As legendas políticas, à época demonizadas por Bolsonaro e seus aliados, deveria ficar à margem dessas tratativas. E o envolvimento dos congressistas teria que se dar apenas por meio de frentes parlamentares temáticas, as quais, também em teoria, precisariam se alinhar aos planos do Executivo. Quatro anos depois, porém, está claro que a estratégia não funcionou como o esperado.

Eleito presidente, Bolsonaro precisou ceder às lideranças do chamado Centrão quando começou a correr risco de enfrentar um processo de impeachment. Estas, por sua vez, aproveitaram a oportunidade para reverter uma situação que sempre as incomodou: a necessidade de ir de porta em porta na Esplanada dos Ministérios na busca por recursos para suas bases eleitorais.

▸ LINHAS EXTRAÍDAS
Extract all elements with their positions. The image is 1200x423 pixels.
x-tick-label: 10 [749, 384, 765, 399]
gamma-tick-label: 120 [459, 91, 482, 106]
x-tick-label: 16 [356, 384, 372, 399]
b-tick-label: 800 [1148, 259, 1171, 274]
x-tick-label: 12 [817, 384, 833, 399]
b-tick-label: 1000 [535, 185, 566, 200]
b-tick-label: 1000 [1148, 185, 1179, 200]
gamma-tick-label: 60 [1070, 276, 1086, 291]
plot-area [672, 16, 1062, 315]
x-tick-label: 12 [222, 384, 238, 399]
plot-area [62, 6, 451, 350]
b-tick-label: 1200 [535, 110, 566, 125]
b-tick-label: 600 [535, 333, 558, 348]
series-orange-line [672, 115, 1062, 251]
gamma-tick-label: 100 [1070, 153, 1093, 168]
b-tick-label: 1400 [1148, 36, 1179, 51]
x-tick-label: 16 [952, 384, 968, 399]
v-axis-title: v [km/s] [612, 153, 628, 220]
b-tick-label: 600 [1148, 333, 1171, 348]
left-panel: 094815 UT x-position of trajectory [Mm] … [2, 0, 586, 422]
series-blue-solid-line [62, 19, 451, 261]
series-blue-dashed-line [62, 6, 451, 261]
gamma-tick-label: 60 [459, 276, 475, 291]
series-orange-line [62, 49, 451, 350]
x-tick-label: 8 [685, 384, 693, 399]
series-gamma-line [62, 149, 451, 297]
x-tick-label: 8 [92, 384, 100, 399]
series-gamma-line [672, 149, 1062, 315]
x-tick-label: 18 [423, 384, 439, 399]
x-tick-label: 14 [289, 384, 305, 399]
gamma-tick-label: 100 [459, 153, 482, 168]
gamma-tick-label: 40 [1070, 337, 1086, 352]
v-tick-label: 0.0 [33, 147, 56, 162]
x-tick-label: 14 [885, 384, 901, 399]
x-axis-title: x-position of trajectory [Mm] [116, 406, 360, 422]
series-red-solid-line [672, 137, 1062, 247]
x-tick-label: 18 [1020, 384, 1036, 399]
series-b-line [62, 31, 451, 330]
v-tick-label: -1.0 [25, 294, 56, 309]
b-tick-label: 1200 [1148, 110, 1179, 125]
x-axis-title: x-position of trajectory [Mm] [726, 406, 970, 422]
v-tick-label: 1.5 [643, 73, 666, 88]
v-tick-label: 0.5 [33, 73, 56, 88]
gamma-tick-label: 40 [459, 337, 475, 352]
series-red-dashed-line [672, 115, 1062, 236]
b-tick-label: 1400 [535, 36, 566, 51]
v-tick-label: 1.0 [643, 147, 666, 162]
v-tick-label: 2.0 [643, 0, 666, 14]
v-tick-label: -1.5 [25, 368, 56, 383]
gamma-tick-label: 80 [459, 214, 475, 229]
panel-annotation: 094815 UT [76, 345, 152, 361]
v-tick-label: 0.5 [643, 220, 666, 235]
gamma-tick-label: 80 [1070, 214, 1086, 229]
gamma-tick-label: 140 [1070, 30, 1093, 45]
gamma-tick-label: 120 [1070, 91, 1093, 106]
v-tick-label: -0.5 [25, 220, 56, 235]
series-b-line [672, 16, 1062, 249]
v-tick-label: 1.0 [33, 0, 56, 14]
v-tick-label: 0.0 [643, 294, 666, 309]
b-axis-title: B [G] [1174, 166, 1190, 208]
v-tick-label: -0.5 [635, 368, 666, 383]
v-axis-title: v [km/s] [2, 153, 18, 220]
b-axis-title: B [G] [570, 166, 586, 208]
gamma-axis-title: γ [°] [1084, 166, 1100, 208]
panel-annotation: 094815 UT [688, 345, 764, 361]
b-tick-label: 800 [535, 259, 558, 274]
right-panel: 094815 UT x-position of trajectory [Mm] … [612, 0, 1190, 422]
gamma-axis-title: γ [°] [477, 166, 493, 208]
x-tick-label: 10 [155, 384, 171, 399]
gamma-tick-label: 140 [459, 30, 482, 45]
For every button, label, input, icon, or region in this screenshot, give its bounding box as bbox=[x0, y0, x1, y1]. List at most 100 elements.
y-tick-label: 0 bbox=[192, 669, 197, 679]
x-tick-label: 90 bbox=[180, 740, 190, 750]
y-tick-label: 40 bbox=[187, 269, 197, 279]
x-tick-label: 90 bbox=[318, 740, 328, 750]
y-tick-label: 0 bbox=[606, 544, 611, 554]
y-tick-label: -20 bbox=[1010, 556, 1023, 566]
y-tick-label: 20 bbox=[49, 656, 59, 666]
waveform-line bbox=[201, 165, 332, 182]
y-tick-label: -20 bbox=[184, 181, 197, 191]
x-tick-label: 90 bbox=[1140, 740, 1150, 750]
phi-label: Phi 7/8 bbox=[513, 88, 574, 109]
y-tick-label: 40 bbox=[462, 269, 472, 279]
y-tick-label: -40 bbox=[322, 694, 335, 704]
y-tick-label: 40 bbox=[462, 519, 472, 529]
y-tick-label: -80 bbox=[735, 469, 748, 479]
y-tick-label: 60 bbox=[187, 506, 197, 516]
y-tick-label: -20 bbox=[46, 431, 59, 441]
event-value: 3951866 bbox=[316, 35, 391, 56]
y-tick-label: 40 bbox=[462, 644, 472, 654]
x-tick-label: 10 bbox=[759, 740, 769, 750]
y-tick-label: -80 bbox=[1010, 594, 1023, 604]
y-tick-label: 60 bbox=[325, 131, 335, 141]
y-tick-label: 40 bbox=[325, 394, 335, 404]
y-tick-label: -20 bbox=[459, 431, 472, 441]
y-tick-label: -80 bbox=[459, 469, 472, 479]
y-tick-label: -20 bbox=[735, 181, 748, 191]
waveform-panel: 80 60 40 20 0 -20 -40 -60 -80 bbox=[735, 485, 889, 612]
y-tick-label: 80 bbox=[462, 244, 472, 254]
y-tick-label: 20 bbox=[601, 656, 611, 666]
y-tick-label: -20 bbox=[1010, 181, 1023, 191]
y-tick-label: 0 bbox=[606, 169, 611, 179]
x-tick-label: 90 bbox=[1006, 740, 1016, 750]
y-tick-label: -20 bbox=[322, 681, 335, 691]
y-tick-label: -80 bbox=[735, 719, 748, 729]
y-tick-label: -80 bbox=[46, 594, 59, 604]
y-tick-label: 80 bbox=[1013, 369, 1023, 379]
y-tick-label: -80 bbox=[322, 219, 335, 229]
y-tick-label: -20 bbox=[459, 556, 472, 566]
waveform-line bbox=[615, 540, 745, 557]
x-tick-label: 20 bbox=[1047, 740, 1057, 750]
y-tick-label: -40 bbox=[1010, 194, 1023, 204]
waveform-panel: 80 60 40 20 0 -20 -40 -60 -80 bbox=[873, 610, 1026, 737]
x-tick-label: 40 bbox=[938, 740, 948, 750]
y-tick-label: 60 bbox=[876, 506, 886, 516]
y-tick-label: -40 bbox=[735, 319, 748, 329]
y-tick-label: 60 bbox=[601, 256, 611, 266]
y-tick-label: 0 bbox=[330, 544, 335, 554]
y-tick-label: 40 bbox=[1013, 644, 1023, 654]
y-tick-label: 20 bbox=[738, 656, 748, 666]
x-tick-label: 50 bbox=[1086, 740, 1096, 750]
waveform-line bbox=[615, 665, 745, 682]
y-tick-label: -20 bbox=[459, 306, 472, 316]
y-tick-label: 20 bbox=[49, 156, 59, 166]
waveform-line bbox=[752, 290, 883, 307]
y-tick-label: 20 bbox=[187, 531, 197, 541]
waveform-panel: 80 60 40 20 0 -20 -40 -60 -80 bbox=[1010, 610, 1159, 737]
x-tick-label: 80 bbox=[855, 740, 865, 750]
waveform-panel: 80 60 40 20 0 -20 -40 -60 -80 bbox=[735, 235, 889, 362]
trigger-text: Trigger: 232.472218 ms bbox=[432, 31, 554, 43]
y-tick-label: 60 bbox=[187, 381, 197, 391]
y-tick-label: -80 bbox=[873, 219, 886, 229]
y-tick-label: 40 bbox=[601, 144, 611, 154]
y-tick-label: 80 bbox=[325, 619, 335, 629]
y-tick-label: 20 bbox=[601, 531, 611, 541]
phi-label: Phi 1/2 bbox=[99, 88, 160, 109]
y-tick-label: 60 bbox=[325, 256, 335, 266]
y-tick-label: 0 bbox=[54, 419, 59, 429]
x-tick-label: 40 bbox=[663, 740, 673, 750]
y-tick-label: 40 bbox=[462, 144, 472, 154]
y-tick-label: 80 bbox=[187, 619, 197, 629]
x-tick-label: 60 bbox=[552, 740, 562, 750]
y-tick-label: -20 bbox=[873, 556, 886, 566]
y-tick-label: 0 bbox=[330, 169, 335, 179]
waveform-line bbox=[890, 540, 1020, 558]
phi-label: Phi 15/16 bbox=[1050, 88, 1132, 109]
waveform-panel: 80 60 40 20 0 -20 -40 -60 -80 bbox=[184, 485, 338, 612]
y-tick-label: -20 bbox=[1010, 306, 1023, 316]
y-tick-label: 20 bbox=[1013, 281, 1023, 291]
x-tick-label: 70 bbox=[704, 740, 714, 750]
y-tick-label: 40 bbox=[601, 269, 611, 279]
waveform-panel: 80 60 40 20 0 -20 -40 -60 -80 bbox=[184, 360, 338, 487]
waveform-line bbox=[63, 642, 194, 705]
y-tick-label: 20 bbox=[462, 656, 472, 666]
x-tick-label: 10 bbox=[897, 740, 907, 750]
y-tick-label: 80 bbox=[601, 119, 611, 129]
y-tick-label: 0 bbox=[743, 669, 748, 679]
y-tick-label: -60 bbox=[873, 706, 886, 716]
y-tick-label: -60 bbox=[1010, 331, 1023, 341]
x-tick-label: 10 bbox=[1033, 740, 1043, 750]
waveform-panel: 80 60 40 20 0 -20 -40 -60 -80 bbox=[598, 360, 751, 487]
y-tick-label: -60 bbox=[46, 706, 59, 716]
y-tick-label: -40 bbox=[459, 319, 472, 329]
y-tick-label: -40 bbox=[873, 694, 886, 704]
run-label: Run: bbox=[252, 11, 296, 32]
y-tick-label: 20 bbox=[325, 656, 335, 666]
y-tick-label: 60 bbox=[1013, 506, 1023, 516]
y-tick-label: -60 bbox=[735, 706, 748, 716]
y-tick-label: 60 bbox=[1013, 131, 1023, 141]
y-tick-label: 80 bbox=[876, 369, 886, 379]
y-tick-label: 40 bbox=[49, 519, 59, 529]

▸ O QUE FAZER
• A. Passe para o inglês esta frase do trecho sobre Bolsonaro e o Centrão: "Quatro anos depois, porém, está claro que a estratégia não funcionou como o esperado."
• B. Dê continuidade ao trecho sobre Bolsonaro e o Centrão, começando logo depois da última frase.

▸ RESPOSTAS
• A. Four years later, however, it is clear that the strategy did not work as expected.

• B.
O resultado é conhecido. E ele fica claro ao se analisar a proposta de Orçamento para 2023, enviada no fim do mês passado pelo governo ao Congresso Nacional: é crescente o volume de recursos reservados para as emendas de relator, as quais se tornaram um instrumento central nas negociações entre os dois Poderes e também ficaram conhecidas pelo apelido nada lisonjeiro de “orçamento secreto” devido à falta de transparência com a qual tratam o dinheiro público.

Para 2023, o Projeto de Lei Orçamentária Anual (Ploa) estima nada menos que R$ 38,8 bilhões em emendas parlamentares, sendo R$ 19,4 bilhões de relator, R$ 7,7 bilhões de bancada e R$ 11,7 bilhões individuais. Uma alta em relação à peça deste ano, a qual prevê emendas totais em R$ 35,7 bilhões e as de relator em R$ 16,5 bilhões.

São recursos que recebem tratamento privilegiado do Executivo, como demonstrou o Valor na última semana. A poucos dias do primeiro turno, o governo desbloqueou R$ 5,6 bilhões para serem distribuídos por meio desse tipo de emenda. E pagou cerca de R$ 1,7 bilhão em um curtíssimo período de tempo.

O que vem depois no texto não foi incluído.